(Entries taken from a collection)
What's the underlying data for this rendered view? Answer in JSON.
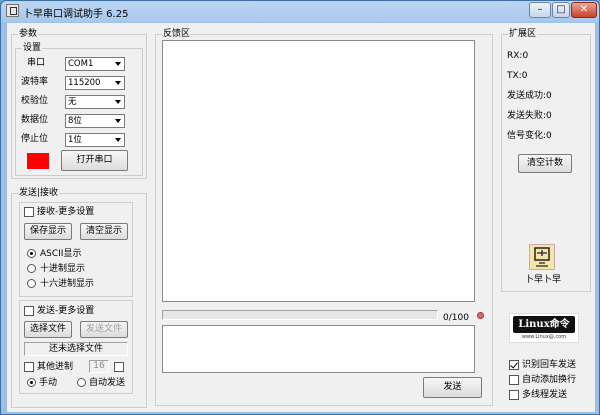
{
  "window": {
    "title": "卜早串口调试助手 6.25",
    "minimize": "–",
    "maximize": "□",
    "close": "✕"
  },
  "params": {
    "group": "参数",
    "settings": "设置",
    "port_label": "串口",
    "port_value": "COM1",
    "baud_label": "波特率",
    "baud_value": "115200",
    "parity_label": "校验位",
    "parity_value": "无",
    "databits_label": "数据位",
    "databits_value": "8位",
    "stopbits_label": "停止位",
    "stopbits_value": "1位",
    "status_color": "#ff0000",
    "open_button": "打开串口"
  },
  "sendrecv": {
    "group": "发送|接收",
    "recv_more": "接收-更多设置",
    "save_display": "保存显示",
    "clear_display": "清空显示",
    "ascii": "ASCII显示",
    "dec": "十进制显示",
    "hex": "十六进制显示",
    "send_more": "发送-更多设置",
    "select_file": "选择文件",
    "send_file": "发送文件",
    "no_file": "还未选择文件",
    "other_base": "其他进制",
    "base_value": "16",
    "manual": "手动",
    "auto_send": "自动发送"
  },
  "feedback": {
    "group": "反馈区",
    "counter": "0/100",
    "send_button": "发送"
  },
  "ext": {
    "group": "扩展区",
    "rx": "RX:0",
    "tx": "TX:0",
    "send_ok": "发送成功:0",
    "send_fail": "发送失败:0",
    "signal": "信号变化:0",
    "clear_count": "清空计数",
    "logo_label": "卜早卜早",
    "linux_logo": "Linux命令",
    "linux_url": "www.Linux@.com",
    "recognize_enter": "识别回车发送",
    "auto_newline": "自动添加换行",
    "multithread": "多线程发送"
  }
}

* WHAT IS EXPECTED
Strip out the pictures and quote the remaining data word for word.

* WRITTEN ANSWER
What's the underlying data for this rendered view? Answer in JSON.
{
  "window": {
    "title": "卜早串口调试助手 6.25",
    "minimize": "–",
    "maximize": "□",
    "close": "✕"
  },
  "params": {
    "group": "参数",
    "settings": "设置",
    "port_label": "串口",
    "port_value": "COM1",
    "baud_label": "波特率",
    "baud_value": "115200",
    "parity_label": "校验位",
    "parity_value": "无",
    "databits_label": "数据位",
    "databits_value": "8位",
    "stopbits_label": "停止位",
    "stopbits_value": "1位",
    "status_color": "#ff0000",
    "open_button": "打开串口"
  },
  "sendrecv": {
    "group": "发送|接收",
    "recv_more": "接收-更多设置",
    "save_display": "保存显示",
    "clear_display": "清空显示",
    "ascii": "ASCII显示",
    "dec": "十进制显示",
    "hex": "十六进制显示",
    "send_more": "发送-更多设置",
    "select_file": "选择文件",
    "send_file": "发送文件",
    "no_file": "还未选择文件",
    "other_base": "其他进制",
    "base_value": "16",
    "manual": "手动",
    "auto_send": "自动发送"
  },
  "feedback": {
    "group": "反馈区",
    "counter": "0/100",
    "send_button": "发送"
  },
  "ext": {
    "group": "扩展区",
    "rx": "RX:0",
    "tx": "TX:0",
    "send_ok": "发送成功:0",
    "send_fail": "发送失败:0",
    "signal": "信号变化:0",
    "clear_count": "清空计数",
    "logo_label": "卜早卜早",
    "linux_logo": "Linux命令",
    "linux_url": "www.Linux@.com",
    "recognize_enter": "识别回车发送",
    "auto_newline": "自动添加换行",
    "multithread": "多线程发送"
  }
}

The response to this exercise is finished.